**PROBLEMA PROPOSTO:**
Retorne todas as linhas dos registros abaixo, copiadas sem nenhuma mudança.

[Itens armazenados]

⁂

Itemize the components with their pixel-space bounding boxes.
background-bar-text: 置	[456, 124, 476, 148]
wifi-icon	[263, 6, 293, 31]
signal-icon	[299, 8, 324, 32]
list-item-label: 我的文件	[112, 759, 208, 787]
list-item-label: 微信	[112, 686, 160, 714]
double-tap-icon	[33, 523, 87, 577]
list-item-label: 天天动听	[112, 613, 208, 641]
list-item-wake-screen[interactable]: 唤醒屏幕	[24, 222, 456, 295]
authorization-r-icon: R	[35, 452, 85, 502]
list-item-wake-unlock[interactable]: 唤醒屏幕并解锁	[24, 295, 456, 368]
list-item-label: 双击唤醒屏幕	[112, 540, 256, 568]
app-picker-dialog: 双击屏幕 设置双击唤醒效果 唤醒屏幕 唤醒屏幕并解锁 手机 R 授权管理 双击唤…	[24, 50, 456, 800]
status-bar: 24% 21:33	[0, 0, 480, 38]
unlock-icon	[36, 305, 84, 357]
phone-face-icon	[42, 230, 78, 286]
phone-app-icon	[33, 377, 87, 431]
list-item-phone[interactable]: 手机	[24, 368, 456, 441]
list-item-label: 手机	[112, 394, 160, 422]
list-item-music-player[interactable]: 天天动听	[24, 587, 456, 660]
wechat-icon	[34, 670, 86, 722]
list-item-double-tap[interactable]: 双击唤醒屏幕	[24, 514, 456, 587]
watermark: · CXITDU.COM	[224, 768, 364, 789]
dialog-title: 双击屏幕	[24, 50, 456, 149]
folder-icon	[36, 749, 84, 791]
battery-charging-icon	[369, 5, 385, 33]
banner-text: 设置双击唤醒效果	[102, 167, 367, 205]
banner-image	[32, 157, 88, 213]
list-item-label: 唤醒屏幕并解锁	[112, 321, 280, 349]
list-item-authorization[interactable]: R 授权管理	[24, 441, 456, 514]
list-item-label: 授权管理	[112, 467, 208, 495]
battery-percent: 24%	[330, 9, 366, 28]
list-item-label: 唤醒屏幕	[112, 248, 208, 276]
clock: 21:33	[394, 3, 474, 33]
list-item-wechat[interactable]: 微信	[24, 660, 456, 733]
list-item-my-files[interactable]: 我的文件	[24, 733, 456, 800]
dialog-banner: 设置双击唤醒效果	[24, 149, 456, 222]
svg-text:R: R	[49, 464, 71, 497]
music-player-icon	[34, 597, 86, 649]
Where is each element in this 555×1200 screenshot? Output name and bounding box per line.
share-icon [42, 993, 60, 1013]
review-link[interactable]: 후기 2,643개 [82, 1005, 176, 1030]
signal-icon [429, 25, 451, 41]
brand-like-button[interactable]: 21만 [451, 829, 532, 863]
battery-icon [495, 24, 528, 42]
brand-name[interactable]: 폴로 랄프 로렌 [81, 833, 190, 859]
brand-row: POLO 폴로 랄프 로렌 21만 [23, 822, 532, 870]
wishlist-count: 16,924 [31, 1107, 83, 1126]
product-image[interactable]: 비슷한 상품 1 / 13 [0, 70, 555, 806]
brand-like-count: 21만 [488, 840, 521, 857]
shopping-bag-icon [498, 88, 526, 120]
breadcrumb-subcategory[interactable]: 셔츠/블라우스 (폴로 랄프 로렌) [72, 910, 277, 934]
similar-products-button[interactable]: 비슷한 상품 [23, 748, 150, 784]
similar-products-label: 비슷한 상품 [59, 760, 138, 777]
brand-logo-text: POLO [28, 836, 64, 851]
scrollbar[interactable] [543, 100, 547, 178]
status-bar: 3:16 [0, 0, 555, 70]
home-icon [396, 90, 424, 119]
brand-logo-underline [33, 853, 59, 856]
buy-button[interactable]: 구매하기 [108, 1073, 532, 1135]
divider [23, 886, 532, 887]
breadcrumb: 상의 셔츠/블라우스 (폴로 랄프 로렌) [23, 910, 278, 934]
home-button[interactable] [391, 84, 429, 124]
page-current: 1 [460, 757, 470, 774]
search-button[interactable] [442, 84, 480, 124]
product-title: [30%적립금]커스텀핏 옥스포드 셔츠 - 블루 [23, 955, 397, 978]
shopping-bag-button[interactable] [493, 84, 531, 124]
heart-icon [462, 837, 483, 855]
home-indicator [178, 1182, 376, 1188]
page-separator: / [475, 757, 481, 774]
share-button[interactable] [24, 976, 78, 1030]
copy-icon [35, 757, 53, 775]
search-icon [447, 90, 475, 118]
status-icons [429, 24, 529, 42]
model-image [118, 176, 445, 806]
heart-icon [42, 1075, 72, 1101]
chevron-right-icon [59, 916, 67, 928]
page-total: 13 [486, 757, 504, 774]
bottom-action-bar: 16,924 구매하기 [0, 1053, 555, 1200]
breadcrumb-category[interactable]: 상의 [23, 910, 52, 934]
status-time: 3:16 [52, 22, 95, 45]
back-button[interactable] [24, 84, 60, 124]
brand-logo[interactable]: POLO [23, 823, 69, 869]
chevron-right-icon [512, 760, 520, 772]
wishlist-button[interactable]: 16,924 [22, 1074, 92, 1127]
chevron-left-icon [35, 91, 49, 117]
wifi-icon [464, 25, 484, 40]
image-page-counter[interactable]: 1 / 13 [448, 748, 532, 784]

⁂

**RESPOSTA:**
Itemize the components with their pixel-space bounding boxes.
background-bar-text: 置	[456, 124, 476, 148]
wifi-icon	[263, 6, 293, 31]
signal-icon	[299, 8, 324, 32]
list-item-label: 我的文件	[112, 759, 208, 787]
list-item-label: 微信	[112, 686, 160, 714]
double-tap-icon	[33, 523, 87, 577]
list-item-label: 天天动听	[112, 613, 208, 641]
list-item-wake-screen[interactable]: 唤醒屏幕	[24, 222, 456, 295]
authorization-r-icon: R	[35, 452, 85, 502]
list-item-wake-unlock[interactable]: 唤醒屏幕并解锁	[24, 295, 456, 368]
list-item-label: 双击唤醒屏幕	[112, 540, 256, 568]
app-picker-dialog: 双击屏幕 设置双击唤醒效果 唤醒屏幕 唤醒屏幕并解锁 手机 R 授权管理 双击唤…	[24, 50, 456, 800]
status-bar: 24% 21:33	[0, 0, 480, 38]
unlock-icon	[36, 305, 84, 357]
phone-face-icon	[42, 230, 78, 286]
phone-app-icon	[33, 377, 87, 431]
list-item-phone[interactable]: 手机	[24, 368, 456, 441]
list-item-label: 手机	[112, 394, 160, 422]
list-item-music-player[interactable]: 天天动听	[24, 587, 456, 660]
wechat-icon	[34, 670, 86, 722]
list-item-double-tap[interactable]: 双击唤醒屏幕	[24, 514, 456, 587]
watermark: · CXITDU.COM	[224, 768, 364, 789]
dialog-title: 双击屏幕	[24, 50, 456, 149]
folder-icon	[36, 749, 84, 791]
battery-charging-icon	[369, 5, 385, 33]
banner-text: 设置双击唤醒效果	[102, 167, 367, 205]
banner-image	[32, 157, 88, 213]
list-item-label: 唤醒屏幕并解锁	[112, 321, 280, 349]
list-item-authorization[interactable]: R 授权管理	[24, 441, 456, 514]
list-item-label: 授权管理	[112, 467, 208, 495]
battery-percent: 24%	[330, 9, 366, 28]
list-item-label: 唤醒屏幕	[112, 248, 208, 276]
clock: 21:33	[394, 3, 474, 33]
list-item-wechat[interactable]: 微信	[24, 660, 456, 733]
list-item-my-files[interactable]: 我的文件	[24, 733, 456, 800]
dialog-banner: 设置双击唤醒效果	[24, 149, 456, 222]
svg-text:R: R	[49, 464, 71, 497]
music-player-icon	[34, 597, 86, 649]
Where is each element in this 555×1200 screenshot? Output name and bounding box per line.
share-icon [42, 993, 60, 1013]
review-link[interactable]: 후기 2,643개 [82, 1005, 176, 1030]
signal-icon [429, 25, 451, 41]
brand-like-button[interactable]: 21만 [451, 829, 532, 863]
battery-icon [495, 24, 528, 42]
brand-name[interactable]: 폴로 랄프 로렌 [81, 833, 190, 859]
brand-row: POLO 폴로 랄프 로렌 21만 [23, 822, 532, 870]
wishlist-count: 16,924 [31, 1107, 83, 1126]
product-image[interactable]: 비슷한 상품 1 / 13 [0, 70, 555, 806]
brand-like-count: 21만 [488, 840, 521, 857]
shopping-bag-icon [498, 88, 526, 120]
breadcrumb-subcategory[interactable]: 셔츠/블라우스 (폴로 랄프 로렌) [72, 910, 277, 934]
similar-products-button[interactable]: 비슷한 상품 [23, 748, 150, 784]
similar-products-label: 비슷한 상품 [59, 760, 138, 777]
brand-logo-text: POLO [28, 836, 64, 851]
scrollbar[interactable] [543, 100, 547, 178]
status-bar: 3:16 [0, 0, 555, 70]
home-icon [396, 90, 424, 119]
brand-logo-underline [33, 853, 59, 856]
buy-button[interactable]: 구매하기 [108, 1073, 532, 1135]
divider [23, 886, 532, 887]
breadcrumb: 상의 셔츠/블라우스 (폴로 랄프 로렌) [23, 910, 278, 934]
home-button[interactable] [391, 84, 429, 124]
page-current: 1 [460, 757, 470, 774]
search-button[interactable] [442, 84, 480, 124]
product-title: [30%적립금]커스텀핏 옥스포드 셔츠 - 블루 [23, 955, 397, 978]
shopping-bag-button[interactable] [493, 84, 531, 124]
heart-icon [462, 837, 483, 855]
home-indicator [178, 1182, 376, 1188]
page-separator: / [475, 757, 481, 774]
share-button[interactable] [24, 976, 78, 1030]
copy-icon [35, 757, 53, 775]
search-icon [447, 90, 475, 118]
status-icons [429, 24, 529, 42]
model-image [118, 176, 445, 806]
heart-icon [42, 1075, 72, 1101]
chevron-right-icon [59, 916, 67, 928]
page-total: 13 [486, 757, 504, 774]
bottom-action-bar: 16,924 구매하기 [0, 1053, 555, 1200]
breadcrumb-category[interactable]: 상의 [23, 910, 52, 934]
status-time: 3:16 [52, 22, 95, 45]
back-button[interactable] [24, 84, 60, 124]
brand-logo[interactable]: POLO [23, 823, 69, 869]
chevron-right-icon [512, 760, 520, 772]
wishlist-button[interactable]: 16,924 [22, 1074, 92, 1127]
chevron-left-icon [35, 91, 49, 117]
wifi-icon [464, 25, 484, 40]
image-page-counter[interactable]: 1 / 13 [448, 748, 532, 784]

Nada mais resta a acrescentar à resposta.